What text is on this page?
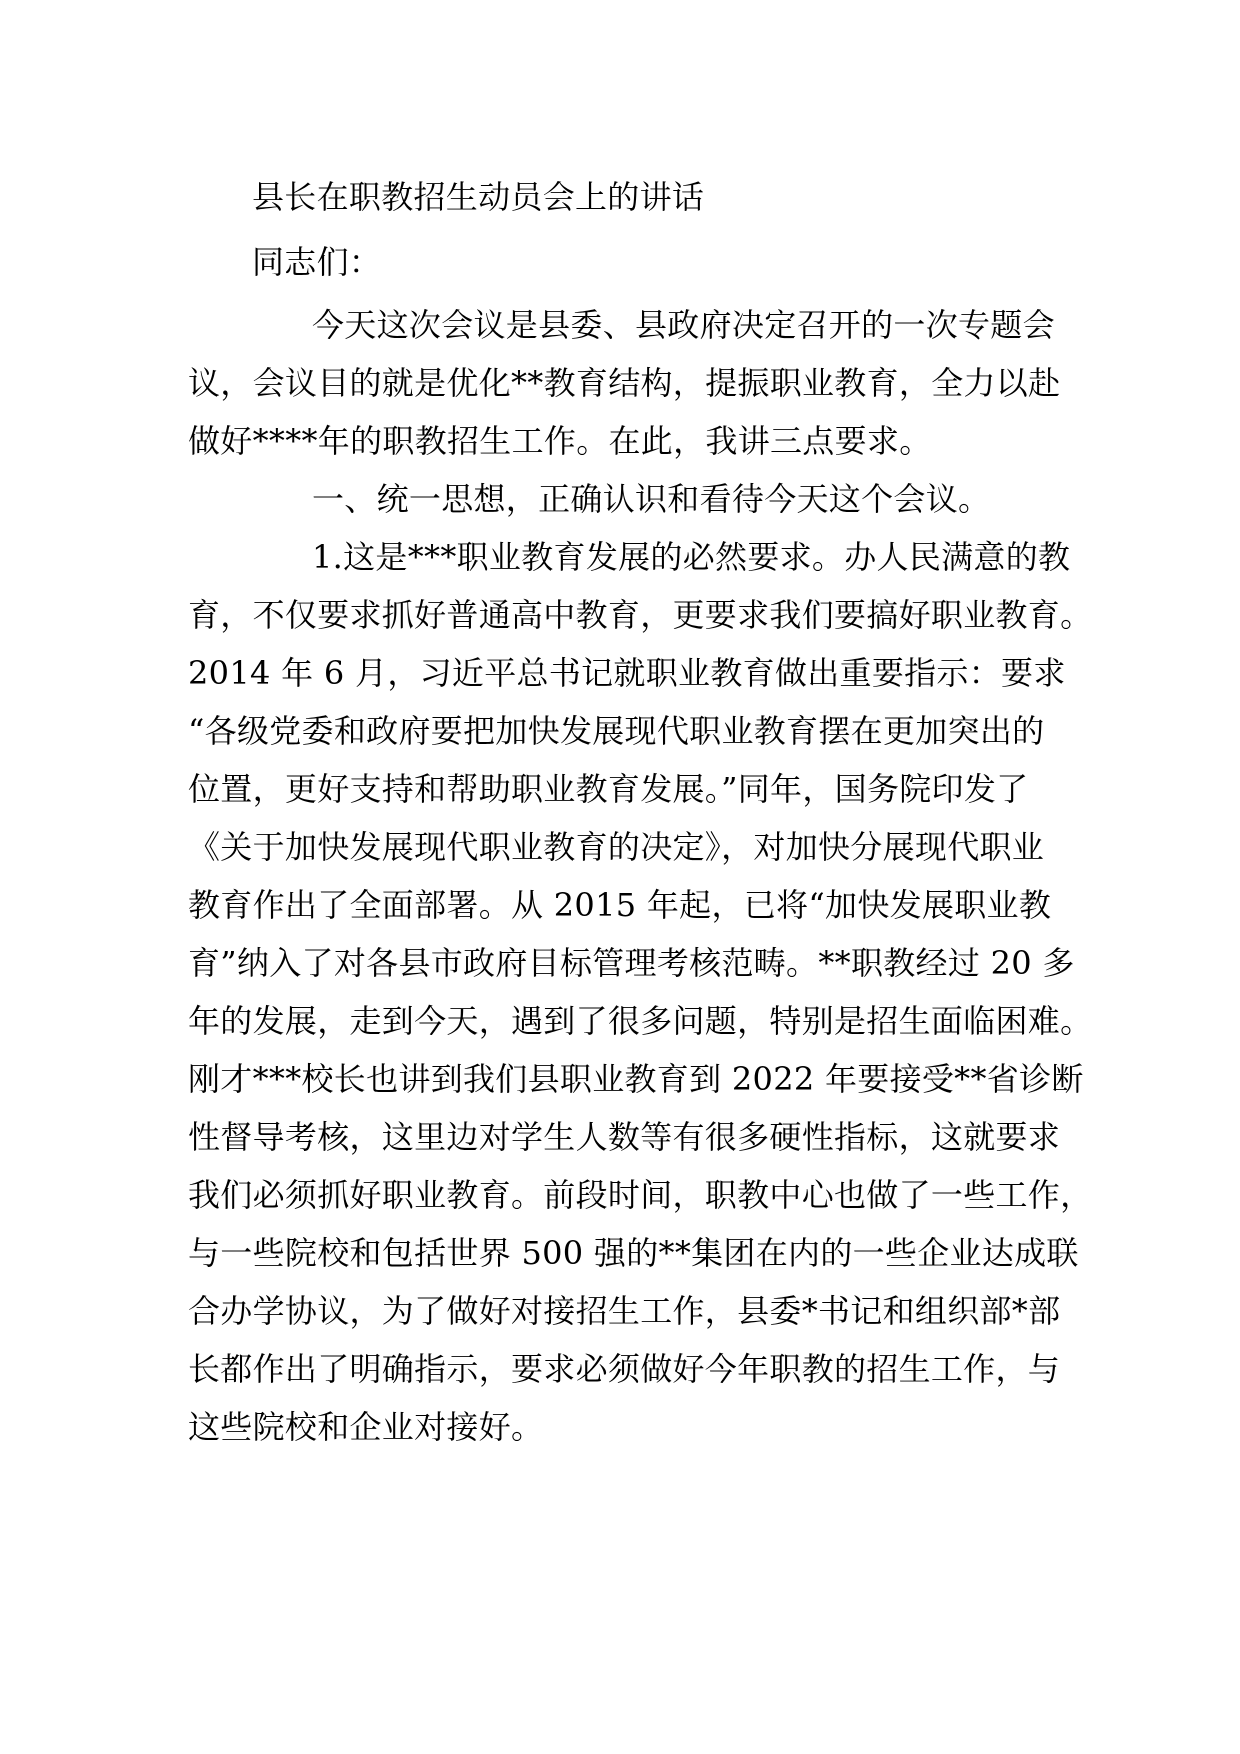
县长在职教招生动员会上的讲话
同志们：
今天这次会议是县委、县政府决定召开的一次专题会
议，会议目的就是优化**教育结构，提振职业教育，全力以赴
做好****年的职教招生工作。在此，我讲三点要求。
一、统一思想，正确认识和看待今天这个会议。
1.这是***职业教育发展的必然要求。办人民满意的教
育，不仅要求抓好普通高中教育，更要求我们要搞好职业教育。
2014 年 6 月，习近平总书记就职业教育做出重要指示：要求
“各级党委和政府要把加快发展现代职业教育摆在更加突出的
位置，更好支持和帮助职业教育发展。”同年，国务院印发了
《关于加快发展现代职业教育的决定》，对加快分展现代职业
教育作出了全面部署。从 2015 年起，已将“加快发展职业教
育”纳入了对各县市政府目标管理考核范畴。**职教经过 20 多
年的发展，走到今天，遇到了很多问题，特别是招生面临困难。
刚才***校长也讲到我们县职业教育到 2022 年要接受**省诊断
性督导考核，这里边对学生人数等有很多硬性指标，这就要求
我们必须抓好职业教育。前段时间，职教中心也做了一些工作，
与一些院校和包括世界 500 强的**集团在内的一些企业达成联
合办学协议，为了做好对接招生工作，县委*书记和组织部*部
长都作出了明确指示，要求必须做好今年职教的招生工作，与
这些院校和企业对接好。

--

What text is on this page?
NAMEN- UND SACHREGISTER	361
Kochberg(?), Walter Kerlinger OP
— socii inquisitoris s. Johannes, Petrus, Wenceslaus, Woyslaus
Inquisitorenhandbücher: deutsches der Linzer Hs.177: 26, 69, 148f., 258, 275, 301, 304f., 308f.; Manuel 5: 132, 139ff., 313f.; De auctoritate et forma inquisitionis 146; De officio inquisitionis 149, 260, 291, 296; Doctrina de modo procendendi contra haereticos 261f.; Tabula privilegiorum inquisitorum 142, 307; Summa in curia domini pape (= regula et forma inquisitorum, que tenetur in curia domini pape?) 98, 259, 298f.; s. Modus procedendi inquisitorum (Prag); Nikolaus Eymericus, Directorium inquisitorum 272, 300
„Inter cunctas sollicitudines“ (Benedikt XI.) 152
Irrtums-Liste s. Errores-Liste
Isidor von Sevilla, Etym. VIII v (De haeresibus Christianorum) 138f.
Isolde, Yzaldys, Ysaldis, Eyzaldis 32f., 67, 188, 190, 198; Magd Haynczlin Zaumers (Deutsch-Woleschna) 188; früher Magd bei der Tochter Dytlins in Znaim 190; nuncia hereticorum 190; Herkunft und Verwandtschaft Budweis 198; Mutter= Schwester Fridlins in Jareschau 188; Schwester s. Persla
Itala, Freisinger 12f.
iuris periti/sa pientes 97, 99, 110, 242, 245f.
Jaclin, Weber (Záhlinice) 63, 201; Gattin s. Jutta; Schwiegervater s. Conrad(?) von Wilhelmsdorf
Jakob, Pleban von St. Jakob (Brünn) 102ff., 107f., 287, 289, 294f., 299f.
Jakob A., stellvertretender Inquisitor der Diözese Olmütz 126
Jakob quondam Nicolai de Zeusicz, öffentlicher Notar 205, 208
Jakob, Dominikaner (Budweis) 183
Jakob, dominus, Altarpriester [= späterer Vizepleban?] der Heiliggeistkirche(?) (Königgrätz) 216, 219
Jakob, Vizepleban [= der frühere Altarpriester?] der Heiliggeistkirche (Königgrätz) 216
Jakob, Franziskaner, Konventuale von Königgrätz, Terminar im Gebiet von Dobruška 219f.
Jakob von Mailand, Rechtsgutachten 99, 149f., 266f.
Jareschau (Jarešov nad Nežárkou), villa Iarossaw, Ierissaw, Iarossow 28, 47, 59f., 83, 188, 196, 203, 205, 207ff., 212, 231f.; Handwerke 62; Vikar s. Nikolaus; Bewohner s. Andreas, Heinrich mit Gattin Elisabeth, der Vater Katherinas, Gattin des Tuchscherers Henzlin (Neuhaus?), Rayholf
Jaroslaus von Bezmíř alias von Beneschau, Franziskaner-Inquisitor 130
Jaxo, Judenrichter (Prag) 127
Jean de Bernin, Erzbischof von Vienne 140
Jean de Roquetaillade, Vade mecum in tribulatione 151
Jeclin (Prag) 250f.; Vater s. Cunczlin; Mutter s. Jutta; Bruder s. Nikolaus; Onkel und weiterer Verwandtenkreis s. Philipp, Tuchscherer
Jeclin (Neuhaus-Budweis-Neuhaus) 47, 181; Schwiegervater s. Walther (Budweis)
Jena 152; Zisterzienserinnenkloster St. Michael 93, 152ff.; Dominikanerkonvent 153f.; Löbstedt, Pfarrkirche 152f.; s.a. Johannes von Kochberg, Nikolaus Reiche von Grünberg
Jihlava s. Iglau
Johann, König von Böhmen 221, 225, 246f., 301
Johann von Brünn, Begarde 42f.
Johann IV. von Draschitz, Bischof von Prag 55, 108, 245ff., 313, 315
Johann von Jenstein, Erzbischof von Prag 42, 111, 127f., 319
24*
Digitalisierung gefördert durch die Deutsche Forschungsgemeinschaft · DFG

Task goal: Report only the number of lines in the data above that contain "Altarpriester".

Reply: 2